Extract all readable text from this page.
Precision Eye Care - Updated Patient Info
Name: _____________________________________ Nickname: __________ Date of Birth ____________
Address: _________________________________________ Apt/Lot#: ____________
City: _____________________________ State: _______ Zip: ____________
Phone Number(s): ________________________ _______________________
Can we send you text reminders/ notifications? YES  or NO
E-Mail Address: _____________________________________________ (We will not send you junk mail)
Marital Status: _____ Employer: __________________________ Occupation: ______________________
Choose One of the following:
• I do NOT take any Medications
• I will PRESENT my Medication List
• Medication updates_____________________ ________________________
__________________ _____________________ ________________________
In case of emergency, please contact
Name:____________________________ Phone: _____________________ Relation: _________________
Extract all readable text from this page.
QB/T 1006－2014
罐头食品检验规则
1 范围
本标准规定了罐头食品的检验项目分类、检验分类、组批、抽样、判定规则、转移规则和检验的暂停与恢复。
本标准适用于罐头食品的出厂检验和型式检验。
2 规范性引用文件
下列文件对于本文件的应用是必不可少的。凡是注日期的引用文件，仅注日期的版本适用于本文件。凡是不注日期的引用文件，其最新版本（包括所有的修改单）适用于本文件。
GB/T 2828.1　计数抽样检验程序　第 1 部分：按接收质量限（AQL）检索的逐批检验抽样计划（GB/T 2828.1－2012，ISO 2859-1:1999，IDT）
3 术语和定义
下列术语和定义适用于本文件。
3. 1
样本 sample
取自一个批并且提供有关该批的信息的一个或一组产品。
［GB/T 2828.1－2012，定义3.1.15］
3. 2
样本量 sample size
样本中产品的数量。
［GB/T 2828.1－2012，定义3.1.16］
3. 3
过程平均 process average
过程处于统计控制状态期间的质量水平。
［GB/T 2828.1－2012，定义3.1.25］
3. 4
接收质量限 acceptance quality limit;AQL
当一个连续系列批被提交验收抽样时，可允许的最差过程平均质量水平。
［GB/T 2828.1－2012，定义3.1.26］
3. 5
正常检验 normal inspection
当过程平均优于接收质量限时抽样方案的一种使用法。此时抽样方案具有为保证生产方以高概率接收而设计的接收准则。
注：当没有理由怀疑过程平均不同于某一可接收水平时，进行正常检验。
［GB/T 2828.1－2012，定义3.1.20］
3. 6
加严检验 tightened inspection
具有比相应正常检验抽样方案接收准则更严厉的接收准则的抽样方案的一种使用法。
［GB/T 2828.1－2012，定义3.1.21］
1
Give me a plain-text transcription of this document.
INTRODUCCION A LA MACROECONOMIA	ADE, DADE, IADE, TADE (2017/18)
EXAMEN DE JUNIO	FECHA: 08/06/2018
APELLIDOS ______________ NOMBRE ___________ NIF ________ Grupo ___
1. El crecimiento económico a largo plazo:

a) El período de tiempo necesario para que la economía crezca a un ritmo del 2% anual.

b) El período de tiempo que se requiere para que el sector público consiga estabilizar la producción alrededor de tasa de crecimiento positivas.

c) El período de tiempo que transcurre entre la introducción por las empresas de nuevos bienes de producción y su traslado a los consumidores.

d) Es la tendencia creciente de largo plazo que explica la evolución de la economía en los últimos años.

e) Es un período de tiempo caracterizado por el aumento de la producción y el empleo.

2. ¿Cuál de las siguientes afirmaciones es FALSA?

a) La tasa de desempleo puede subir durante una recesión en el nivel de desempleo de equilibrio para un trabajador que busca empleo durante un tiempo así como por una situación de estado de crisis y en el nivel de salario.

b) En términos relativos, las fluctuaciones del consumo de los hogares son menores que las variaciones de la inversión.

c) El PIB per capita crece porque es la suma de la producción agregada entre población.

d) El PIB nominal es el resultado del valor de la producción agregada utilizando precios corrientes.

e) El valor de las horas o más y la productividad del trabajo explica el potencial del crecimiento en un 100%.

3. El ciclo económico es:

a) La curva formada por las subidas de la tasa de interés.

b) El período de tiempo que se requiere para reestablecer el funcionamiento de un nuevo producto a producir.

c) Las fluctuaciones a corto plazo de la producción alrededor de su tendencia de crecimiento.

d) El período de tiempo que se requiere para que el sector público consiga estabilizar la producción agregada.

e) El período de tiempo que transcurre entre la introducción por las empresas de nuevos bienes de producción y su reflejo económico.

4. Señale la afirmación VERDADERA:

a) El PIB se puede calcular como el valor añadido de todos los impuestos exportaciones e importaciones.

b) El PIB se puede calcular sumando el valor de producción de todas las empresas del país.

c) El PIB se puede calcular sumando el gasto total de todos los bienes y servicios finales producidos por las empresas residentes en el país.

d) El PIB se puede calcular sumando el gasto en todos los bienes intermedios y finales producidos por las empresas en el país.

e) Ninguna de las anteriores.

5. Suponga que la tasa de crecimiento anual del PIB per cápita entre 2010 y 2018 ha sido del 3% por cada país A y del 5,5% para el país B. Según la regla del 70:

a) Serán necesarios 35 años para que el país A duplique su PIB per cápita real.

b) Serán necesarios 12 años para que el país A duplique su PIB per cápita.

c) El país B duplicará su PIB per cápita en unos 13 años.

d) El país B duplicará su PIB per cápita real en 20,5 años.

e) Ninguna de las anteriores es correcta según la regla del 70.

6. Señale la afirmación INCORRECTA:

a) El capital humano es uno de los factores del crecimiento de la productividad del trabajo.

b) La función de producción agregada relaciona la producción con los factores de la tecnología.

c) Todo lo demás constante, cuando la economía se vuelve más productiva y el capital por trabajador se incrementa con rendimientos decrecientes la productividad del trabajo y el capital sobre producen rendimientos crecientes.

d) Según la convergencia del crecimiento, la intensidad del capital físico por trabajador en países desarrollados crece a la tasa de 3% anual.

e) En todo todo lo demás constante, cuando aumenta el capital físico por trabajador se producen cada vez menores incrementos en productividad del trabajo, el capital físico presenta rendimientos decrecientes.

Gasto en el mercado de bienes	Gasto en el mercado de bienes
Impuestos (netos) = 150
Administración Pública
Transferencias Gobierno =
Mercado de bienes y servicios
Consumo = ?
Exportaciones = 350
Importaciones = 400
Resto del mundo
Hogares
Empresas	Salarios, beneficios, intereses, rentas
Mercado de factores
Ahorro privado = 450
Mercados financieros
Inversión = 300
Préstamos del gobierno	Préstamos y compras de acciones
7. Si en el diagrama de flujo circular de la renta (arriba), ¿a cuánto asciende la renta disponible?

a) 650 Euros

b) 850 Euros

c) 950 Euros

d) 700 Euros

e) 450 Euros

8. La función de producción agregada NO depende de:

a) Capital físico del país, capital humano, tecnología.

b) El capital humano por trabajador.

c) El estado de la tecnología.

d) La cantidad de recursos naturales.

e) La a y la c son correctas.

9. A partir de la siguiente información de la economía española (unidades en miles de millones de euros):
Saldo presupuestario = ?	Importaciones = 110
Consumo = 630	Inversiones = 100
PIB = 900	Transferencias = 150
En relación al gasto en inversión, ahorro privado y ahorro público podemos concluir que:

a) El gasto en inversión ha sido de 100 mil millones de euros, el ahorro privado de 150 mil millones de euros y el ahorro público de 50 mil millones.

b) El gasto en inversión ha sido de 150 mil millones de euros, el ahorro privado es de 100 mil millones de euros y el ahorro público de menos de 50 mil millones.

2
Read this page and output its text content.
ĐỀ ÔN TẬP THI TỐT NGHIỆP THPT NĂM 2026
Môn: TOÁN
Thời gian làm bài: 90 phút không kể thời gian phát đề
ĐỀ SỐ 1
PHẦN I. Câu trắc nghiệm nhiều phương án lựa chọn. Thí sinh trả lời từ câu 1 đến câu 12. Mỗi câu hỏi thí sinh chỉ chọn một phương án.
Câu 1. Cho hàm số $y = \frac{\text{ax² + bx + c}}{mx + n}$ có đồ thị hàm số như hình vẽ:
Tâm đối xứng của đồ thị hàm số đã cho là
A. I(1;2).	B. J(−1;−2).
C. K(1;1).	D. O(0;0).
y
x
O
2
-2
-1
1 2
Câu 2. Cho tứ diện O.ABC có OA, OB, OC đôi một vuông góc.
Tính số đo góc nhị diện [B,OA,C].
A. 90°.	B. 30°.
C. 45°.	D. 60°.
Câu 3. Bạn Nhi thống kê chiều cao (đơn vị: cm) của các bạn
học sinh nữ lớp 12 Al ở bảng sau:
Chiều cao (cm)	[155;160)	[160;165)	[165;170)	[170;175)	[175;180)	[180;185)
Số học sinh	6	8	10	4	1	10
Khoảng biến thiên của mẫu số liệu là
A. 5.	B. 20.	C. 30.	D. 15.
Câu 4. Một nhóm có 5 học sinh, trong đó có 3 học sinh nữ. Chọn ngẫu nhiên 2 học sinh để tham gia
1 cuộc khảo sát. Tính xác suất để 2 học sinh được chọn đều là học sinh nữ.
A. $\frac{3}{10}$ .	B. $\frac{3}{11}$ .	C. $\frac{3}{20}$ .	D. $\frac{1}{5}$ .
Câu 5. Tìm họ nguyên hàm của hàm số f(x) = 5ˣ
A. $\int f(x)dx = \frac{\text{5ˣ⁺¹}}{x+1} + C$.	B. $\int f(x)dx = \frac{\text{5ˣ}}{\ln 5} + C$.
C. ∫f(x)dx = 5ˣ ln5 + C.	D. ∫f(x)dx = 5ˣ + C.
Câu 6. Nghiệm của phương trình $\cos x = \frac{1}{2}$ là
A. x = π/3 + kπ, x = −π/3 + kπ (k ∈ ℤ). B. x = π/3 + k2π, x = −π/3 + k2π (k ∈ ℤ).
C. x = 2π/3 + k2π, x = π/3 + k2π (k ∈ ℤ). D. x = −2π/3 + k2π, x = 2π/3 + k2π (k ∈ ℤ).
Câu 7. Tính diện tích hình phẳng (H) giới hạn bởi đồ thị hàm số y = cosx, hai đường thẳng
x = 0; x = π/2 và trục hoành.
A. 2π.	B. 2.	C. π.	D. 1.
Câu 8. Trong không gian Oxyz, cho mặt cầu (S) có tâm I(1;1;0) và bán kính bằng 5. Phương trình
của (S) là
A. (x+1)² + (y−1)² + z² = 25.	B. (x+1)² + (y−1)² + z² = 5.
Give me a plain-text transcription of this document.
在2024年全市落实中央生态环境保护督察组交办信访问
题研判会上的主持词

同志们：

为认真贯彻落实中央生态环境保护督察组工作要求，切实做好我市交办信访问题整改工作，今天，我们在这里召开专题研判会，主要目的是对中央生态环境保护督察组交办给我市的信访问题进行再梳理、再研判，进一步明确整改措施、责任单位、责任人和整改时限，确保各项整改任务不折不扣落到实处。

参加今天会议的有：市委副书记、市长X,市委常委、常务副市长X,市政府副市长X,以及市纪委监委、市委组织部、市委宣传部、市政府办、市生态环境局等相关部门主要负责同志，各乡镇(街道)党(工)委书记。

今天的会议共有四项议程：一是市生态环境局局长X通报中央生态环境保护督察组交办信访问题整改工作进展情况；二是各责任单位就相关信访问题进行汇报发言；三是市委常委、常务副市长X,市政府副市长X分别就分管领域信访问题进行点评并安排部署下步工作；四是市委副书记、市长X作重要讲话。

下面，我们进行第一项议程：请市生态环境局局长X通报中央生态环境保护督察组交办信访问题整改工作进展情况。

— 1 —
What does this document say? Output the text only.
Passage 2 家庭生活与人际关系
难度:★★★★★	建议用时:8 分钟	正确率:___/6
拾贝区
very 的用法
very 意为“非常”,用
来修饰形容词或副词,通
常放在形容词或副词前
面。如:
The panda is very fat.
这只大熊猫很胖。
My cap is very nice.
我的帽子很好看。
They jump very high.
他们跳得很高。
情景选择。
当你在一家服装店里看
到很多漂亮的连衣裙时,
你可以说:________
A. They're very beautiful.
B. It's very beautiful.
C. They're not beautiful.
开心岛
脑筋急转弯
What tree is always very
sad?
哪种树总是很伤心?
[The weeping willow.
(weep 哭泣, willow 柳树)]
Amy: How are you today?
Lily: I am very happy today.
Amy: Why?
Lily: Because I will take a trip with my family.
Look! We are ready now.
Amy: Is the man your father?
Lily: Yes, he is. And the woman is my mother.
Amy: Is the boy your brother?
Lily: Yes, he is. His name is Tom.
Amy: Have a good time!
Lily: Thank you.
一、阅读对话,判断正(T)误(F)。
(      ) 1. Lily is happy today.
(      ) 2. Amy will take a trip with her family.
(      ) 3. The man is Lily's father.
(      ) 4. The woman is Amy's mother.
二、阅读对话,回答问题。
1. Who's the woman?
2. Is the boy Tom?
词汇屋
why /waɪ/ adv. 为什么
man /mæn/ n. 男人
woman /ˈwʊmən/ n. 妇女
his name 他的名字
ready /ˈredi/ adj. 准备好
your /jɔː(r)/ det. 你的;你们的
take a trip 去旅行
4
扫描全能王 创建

--- --- ---

__What is required__: Look through the entries and find each line that has the string "demás". Copy those lines.

__Result of this exercise__:
c) Todo lo demás constante, cuando la economía se vuelve más productiva y el capital por trabajador se incrementa con rendimientos decrecientes la productividad del trabajo y el capital sobre producen rendimientos crecientes.
e) En todo todo lo demás constante, cuando aumenta el capital físico por trabajador se producen cada vez menores incrementos en productividad del trabajo, el capital físico presenta rendimientos decrecientes.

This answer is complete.